Read through the data and report every line in which the word "JSON" occurs.

# Entries shown start

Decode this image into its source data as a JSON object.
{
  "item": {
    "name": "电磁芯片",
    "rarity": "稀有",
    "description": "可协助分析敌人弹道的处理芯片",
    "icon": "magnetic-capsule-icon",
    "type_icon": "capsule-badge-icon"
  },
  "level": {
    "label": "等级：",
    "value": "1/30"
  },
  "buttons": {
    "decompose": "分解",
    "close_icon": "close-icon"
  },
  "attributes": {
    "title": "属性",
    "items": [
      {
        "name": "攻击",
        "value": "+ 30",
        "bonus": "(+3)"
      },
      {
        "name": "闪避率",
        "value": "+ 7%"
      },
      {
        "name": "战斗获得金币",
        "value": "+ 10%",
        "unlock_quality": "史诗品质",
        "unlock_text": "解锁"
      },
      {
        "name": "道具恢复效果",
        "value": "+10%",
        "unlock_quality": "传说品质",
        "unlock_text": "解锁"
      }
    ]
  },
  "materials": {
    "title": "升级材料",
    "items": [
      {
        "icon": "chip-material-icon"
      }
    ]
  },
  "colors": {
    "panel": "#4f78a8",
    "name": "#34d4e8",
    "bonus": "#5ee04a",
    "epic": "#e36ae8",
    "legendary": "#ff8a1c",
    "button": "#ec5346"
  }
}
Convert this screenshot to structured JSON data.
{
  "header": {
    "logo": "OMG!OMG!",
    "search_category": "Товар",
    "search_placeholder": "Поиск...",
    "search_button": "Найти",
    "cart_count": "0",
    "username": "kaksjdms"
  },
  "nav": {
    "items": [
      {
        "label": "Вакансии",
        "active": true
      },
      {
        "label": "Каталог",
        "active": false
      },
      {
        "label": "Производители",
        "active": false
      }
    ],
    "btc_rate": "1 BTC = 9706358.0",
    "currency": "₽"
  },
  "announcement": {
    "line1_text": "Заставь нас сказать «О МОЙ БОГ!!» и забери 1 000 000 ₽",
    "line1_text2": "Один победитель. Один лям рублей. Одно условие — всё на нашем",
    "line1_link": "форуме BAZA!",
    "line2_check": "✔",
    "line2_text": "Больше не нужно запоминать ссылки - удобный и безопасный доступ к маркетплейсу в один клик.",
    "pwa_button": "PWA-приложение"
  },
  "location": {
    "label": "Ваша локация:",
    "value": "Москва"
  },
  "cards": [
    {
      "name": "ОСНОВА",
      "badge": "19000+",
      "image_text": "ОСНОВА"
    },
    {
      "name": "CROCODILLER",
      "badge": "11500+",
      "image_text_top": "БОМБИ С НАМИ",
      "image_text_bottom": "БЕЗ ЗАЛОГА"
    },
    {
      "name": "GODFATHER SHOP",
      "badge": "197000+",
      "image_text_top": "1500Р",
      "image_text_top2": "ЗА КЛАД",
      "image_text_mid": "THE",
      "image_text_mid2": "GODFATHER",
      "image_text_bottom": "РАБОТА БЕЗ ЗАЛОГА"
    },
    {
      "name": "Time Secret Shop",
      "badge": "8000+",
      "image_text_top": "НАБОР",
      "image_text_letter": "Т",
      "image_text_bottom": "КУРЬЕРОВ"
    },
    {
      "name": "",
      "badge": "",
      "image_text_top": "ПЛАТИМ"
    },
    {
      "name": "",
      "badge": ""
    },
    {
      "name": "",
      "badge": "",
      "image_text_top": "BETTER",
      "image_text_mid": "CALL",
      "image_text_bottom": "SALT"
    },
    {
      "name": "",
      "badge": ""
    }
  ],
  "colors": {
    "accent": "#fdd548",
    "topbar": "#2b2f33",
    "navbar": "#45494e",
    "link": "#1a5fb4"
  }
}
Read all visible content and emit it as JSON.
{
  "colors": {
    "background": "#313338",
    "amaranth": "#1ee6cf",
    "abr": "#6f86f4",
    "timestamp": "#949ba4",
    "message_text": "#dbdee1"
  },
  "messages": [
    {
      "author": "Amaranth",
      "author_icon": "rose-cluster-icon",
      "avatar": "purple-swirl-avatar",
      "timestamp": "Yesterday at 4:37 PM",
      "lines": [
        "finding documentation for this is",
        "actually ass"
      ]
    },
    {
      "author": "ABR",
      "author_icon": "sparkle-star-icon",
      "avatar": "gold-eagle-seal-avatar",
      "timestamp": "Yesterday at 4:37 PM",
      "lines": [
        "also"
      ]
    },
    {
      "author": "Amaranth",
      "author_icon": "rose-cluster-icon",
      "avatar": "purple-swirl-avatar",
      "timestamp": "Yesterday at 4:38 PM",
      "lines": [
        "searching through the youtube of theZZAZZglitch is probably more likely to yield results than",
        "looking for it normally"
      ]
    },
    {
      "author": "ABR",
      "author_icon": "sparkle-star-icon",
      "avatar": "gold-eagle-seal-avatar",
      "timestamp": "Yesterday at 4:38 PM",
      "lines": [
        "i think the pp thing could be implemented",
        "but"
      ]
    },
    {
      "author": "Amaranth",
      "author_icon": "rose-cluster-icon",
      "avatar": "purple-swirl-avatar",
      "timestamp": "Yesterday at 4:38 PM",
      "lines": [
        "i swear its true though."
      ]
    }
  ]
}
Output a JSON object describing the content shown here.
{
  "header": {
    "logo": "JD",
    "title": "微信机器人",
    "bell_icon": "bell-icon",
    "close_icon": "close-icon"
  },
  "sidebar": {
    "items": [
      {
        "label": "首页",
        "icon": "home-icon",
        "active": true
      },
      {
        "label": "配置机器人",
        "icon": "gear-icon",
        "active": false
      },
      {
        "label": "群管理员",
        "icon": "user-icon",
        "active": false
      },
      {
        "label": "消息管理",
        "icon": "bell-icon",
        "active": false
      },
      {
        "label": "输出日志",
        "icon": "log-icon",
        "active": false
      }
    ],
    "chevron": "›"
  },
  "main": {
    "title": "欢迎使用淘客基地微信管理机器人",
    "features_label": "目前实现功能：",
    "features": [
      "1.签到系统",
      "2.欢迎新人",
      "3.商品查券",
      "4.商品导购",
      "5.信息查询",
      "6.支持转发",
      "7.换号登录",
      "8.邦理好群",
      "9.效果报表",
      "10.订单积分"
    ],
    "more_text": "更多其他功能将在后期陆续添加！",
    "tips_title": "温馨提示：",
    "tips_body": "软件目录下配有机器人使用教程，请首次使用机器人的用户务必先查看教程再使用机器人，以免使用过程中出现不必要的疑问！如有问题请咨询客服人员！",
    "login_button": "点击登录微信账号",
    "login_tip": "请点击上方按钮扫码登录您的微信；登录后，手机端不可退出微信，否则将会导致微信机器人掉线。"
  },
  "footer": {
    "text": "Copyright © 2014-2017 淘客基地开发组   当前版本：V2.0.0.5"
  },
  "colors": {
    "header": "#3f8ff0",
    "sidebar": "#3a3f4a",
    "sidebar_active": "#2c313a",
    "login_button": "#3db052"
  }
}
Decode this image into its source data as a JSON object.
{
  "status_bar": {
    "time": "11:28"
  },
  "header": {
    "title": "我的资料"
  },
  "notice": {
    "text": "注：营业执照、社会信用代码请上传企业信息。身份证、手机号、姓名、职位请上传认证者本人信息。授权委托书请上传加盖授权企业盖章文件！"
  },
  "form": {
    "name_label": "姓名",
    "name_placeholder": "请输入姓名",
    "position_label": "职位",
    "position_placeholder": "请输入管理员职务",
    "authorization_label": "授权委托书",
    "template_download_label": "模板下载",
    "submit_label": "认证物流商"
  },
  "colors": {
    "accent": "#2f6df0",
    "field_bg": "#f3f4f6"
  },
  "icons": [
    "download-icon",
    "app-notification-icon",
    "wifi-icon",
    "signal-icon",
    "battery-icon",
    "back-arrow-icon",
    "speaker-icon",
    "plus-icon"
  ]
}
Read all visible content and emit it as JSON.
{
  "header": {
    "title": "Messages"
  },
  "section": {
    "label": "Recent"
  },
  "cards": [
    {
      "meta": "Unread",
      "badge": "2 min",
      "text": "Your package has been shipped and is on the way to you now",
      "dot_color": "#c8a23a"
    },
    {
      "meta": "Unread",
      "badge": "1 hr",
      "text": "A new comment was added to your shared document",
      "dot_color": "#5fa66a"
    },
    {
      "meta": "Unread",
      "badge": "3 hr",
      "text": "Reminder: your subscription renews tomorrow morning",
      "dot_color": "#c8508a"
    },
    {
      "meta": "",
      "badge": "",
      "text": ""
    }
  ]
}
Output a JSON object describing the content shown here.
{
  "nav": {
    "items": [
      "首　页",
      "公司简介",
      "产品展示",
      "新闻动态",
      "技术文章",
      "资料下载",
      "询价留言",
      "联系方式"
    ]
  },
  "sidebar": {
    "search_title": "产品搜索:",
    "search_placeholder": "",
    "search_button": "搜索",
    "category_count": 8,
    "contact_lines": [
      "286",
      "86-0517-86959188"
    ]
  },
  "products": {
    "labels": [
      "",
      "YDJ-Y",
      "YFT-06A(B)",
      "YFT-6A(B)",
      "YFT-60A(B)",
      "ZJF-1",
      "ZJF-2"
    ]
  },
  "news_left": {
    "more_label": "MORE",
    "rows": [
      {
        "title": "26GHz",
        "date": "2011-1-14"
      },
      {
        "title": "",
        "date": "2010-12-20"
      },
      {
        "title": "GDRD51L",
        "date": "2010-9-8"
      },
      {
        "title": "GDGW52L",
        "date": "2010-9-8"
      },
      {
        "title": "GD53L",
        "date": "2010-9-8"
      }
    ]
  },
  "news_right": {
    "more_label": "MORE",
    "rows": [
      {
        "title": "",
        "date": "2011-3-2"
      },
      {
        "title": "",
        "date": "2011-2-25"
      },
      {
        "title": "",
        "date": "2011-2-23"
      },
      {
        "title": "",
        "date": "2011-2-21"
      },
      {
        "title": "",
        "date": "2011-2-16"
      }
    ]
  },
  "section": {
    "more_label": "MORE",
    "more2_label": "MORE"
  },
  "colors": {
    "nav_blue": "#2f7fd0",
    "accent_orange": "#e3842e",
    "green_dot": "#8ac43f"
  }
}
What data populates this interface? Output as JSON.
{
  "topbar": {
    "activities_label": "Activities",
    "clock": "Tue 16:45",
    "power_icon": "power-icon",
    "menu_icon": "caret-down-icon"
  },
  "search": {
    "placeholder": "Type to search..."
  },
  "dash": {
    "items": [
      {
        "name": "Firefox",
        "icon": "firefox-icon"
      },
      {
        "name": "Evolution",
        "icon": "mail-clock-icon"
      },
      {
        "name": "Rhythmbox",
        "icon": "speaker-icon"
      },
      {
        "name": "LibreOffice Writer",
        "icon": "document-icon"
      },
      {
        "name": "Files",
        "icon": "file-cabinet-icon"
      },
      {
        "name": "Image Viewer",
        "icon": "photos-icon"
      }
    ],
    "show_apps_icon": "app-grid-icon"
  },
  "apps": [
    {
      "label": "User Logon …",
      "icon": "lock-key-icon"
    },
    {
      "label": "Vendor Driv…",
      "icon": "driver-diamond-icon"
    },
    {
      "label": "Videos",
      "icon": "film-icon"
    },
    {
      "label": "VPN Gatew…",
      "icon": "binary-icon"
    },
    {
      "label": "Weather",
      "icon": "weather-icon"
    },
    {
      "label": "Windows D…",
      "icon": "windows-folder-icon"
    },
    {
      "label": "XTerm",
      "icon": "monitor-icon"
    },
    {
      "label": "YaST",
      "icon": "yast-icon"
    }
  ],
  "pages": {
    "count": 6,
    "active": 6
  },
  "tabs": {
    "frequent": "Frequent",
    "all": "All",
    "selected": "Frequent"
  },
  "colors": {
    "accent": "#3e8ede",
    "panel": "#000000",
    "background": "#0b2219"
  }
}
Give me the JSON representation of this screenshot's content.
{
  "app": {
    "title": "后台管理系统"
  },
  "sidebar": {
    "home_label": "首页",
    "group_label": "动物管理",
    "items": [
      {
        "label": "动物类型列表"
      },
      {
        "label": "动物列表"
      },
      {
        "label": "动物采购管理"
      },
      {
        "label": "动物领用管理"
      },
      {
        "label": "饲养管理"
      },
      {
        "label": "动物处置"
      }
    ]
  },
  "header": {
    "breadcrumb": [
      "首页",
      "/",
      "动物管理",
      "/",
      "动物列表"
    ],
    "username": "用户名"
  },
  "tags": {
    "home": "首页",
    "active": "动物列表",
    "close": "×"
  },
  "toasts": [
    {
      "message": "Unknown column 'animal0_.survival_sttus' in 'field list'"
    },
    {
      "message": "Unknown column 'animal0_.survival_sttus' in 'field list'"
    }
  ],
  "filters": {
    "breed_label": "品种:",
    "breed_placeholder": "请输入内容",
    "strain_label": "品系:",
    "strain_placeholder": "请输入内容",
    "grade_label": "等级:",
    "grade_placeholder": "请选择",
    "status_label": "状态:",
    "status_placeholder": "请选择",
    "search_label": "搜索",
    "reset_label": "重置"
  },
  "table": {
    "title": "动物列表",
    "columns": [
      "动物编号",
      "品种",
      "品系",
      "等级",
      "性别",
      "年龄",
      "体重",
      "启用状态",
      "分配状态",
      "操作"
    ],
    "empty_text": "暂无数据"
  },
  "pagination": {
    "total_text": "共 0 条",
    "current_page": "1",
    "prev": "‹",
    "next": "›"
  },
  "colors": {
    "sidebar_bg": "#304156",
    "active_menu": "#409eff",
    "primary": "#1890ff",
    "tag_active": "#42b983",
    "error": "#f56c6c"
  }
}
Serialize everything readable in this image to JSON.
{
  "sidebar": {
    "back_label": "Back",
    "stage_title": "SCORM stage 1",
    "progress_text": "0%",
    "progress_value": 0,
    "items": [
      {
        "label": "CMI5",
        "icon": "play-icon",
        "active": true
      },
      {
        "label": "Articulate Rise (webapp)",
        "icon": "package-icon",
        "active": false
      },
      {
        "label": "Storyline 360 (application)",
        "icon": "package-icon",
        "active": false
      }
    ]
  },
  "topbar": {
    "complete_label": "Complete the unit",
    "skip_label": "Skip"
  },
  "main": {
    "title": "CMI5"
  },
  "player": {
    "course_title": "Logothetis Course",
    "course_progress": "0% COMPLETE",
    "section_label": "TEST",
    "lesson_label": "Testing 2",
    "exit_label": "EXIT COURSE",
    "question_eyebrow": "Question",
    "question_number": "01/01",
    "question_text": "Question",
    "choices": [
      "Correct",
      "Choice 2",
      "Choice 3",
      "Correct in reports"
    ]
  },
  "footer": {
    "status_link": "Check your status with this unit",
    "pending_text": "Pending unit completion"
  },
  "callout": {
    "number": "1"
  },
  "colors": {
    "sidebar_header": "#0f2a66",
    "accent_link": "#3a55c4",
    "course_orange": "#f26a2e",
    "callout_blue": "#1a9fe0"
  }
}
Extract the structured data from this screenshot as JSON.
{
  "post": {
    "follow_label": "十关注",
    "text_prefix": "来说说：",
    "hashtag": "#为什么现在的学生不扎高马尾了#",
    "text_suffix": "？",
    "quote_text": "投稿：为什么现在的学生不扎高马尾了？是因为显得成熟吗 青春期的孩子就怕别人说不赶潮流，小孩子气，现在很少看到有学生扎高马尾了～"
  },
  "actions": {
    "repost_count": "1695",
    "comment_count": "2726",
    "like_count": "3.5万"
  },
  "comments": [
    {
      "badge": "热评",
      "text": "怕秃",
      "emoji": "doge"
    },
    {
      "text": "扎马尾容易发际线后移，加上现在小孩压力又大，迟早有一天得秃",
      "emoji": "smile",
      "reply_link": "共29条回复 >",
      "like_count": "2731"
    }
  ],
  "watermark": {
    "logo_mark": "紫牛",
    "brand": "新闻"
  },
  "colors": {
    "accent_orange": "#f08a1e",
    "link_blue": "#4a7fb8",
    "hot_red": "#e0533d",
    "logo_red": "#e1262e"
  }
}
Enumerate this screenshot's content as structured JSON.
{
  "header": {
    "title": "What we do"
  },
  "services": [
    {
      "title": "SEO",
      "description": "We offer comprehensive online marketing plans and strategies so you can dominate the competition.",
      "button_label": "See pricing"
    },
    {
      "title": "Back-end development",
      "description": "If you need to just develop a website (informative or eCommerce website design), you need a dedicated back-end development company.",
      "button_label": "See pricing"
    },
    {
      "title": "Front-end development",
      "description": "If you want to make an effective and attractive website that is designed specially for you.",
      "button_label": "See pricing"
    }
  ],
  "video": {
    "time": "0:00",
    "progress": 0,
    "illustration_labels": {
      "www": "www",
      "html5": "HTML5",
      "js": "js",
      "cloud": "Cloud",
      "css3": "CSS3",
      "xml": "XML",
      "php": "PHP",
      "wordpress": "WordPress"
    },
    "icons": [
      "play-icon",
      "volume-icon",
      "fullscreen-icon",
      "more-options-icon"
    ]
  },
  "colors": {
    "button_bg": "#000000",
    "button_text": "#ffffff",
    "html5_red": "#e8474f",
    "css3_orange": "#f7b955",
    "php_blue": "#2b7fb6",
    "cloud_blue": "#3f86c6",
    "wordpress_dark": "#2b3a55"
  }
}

# Entries shown end

* Result of the exercise:
Decode this image into its source data as a JSON object.
Convert this screenshot to structured JSON data.
Read all visible content and emit it as JSON.
Output a JSON object describing the content shown here.
Decode this image into its source data as a JSON object.
Read all visible content and emit it as JSON.
Output a JSON object describing the content shown here.
What data populates this interface? Output as JSON.
Give me the JSON representation of this screenshot's content.
Serialize everything readable in this image to JSON.
Extract the structured data from this screenshot as JSON.
Enumerate this screenshot's content as structured JSON.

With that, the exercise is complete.